• _DESCRIPTION OF THE TASK_
In the entries below, find the lines that contain the word "Exit" and copy them.

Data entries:
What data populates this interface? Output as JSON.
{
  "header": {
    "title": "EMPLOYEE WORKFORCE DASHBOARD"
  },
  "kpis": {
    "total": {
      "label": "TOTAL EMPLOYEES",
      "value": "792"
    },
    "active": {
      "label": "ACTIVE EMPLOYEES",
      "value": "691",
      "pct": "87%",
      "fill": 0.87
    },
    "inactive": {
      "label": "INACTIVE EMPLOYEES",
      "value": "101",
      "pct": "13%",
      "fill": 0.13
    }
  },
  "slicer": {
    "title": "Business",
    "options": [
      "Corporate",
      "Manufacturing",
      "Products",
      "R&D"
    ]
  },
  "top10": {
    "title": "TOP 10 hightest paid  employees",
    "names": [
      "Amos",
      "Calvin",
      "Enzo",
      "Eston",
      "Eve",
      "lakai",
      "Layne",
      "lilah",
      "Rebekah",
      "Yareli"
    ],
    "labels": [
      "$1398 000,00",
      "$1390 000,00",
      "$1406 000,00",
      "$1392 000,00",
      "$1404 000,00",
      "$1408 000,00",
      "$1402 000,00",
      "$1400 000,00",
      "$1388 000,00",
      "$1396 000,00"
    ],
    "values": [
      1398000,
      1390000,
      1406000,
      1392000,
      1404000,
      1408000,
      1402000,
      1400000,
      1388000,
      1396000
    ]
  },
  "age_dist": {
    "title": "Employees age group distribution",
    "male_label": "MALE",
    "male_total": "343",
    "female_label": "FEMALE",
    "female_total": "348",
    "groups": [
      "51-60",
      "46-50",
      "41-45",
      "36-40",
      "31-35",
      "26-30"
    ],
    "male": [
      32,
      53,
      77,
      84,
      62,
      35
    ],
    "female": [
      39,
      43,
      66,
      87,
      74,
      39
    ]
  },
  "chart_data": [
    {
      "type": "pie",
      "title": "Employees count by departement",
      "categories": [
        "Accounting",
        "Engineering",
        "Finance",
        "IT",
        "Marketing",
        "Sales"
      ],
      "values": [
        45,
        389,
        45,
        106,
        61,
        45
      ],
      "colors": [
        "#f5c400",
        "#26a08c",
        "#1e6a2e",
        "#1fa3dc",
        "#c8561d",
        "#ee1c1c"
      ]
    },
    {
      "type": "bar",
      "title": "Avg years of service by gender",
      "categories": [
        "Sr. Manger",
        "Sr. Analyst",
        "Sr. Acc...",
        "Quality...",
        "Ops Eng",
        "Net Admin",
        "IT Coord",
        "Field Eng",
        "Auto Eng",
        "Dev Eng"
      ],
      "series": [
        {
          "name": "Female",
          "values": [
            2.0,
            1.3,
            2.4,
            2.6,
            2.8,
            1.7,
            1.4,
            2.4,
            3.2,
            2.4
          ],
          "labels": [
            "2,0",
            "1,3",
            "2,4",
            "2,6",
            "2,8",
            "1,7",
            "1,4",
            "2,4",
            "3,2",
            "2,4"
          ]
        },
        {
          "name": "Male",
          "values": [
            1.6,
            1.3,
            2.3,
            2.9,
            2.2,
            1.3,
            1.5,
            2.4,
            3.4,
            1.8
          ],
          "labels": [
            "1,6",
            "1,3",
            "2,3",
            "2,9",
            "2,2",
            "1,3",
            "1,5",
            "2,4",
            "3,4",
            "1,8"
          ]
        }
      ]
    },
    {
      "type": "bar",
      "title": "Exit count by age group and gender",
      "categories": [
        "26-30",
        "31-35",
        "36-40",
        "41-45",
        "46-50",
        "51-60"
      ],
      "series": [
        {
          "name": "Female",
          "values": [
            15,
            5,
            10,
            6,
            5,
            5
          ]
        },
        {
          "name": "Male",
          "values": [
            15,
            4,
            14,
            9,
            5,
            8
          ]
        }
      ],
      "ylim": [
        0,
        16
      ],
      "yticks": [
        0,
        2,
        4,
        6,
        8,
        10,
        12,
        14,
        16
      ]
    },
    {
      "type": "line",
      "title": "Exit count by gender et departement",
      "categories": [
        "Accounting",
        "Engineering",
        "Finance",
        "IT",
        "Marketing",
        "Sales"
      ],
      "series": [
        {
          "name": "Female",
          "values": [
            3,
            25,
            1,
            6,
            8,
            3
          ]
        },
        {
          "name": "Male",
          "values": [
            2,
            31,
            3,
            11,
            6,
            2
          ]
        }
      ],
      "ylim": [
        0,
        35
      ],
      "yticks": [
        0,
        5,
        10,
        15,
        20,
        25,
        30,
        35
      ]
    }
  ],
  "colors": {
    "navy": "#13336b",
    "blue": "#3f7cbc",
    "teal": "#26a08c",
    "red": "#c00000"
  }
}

• _OUTPUT BELOW_
      "title": "Exit count by age group and gender",
      "title": "Exit count by gender et departement",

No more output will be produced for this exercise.